> **Petikan teks**:

Kamis, 04 Agustus 2011

Jadi Produsen atau Pedagang ??

Jumpa lagi bersama kak deru ! ngomongin bisnis lagi gpp kan? Ga bosen dong? Hehe… Sedikit curcol sih. Begini, saat ini saya mengelola sebuah workshop (bengkel) perhiasan emas di Jakarta dan dua toko di cirebon, yakni satu toko emas dan satu lagi toko perak. Bengkel saya memproduksi perhiasan emas dengan kadar 80 persen, dengan target pasar toko-toko emas di mall-mall wilayah Jakarta serta customer kalangan tertentu dengan model dari mereka sendiri. Sedangkan toko emas yang di Cirebon menjual perhiasan dengan kadar lebih rendah, yakni mulai dari 30 persen, dikarenakan target pasar orang-orang di daerah / kabupaten. Oiya, untuk toko emas di Cirebon ini saya mendapat pasokan barang dari supplier orang lain (beli putus).

> **Petunjuk A**:
Jawab pertanyaan-pertanyaan ini berdasarkan tulisan tentang usaha perhiasan:
(i) Berapa kadar perhiasan emas yang diproduksi bengkel di Jakarta?
(ii) Mulai dari kadar berapa perhiasan yang dijual toko emas di Cirebon?
(iii) Dari mana toko emas di Cirebon mendapat pasokan barang?
> **Petunjuk B**:
Teruskan tulisan tentang usaha perhiasan, mulai setelah kalimat terakhirnya.
Data yang menyusul merupakan bahan tersendiri, terpisah dari tulisan tentang usaha perhiasan.

> **Data koordinat tata letak**:

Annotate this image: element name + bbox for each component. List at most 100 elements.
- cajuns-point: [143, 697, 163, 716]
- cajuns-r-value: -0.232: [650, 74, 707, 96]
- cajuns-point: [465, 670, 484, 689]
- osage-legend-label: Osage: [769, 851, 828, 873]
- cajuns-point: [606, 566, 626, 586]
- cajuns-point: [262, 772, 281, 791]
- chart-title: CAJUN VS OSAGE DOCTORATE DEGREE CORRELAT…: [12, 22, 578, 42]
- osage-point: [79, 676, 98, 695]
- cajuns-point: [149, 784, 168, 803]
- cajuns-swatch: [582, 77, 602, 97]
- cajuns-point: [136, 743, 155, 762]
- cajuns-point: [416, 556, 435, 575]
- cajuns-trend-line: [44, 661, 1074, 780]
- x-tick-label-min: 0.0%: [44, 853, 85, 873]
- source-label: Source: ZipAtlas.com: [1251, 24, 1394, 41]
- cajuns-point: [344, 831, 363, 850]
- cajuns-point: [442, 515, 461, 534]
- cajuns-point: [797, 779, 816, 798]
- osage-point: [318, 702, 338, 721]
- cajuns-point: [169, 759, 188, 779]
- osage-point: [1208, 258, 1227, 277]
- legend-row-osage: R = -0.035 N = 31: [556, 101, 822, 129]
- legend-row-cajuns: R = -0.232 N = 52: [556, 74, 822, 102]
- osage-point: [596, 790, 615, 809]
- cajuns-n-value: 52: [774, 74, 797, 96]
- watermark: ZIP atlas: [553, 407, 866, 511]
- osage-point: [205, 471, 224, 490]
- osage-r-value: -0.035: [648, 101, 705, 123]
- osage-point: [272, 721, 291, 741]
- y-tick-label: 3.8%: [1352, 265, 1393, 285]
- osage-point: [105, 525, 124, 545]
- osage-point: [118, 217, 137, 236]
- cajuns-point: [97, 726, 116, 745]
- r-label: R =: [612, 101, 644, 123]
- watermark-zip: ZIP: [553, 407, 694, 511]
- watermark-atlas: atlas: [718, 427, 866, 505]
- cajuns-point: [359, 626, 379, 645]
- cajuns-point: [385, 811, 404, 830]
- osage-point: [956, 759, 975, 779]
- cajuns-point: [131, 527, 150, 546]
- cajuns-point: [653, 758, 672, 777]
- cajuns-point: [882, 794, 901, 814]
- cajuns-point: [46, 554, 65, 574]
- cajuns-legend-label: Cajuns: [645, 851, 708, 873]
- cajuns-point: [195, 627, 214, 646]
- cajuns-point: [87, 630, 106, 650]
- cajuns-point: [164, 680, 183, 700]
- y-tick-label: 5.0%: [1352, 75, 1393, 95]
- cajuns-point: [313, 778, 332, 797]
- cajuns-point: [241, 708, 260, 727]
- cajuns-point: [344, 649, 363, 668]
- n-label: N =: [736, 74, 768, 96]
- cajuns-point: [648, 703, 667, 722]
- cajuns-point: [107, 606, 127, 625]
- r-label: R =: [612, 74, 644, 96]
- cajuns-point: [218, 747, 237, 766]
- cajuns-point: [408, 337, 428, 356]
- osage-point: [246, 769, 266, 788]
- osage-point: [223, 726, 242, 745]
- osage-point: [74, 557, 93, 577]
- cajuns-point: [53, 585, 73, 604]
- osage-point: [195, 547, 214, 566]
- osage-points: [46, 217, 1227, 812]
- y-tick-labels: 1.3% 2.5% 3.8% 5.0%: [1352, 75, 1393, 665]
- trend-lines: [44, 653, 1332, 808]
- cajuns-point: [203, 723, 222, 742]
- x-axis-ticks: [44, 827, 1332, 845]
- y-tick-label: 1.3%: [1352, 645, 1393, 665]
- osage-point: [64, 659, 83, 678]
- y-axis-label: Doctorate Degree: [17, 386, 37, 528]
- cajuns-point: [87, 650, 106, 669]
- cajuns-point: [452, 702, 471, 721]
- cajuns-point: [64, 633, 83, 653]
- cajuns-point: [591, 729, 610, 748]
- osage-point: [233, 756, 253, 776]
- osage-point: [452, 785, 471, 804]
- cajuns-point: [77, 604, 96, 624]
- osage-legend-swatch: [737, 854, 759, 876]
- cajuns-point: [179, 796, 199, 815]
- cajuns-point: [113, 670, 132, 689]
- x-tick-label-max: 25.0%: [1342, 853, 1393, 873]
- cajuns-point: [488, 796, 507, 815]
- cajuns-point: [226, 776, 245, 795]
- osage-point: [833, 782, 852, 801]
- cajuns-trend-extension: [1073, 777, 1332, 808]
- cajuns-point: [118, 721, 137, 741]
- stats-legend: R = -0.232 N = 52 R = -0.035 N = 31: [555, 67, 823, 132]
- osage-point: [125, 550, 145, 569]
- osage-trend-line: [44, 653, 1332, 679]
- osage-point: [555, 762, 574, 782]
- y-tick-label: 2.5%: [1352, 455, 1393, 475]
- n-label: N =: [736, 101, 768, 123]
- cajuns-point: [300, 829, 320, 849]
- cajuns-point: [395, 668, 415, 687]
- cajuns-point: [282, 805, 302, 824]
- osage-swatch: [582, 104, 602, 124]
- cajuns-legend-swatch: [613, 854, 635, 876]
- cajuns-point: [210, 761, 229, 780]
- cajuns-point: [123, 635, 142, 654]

> **Hasil akhir A**:
(i) 80 persen.
(ii) Mulai dari 30 persen.
(iii) Dari supplier orang lain (beli putus).

> **Hasil akhir B**:
Dua bulan ini, omset bengkel perhiasan mengalami penurunan, dikarenakan harga berlian yang mengalami kenaikan hampir dua kali lipat.  Dengan model cincin dan kalung yang bertabur berlian (mikro setting), minimal 10 berlian, apabila kenaikan berlian sekitar 1 juta rupiah, berarti satu cincin / kalung , harganya naik 10 juta rupiah. Untuk kalangan menengah ke bawah jelas harga semakin tak terjangkau. Untuk kalangan menengah ke atas sendiri pun, tidak semua penggemar perhiasan menyukai berlian. Sehingga orderan pun menurun dan karyawan sering menganggur.
Sempat ada pemikiran, selama harga berlian belum stabil, saya supply sendiri stok perhiasan toko emas, bukan dari orang lain lagi . Hmm.. tp ternyata malah nambah kerjaan jadinya. Maksudnya?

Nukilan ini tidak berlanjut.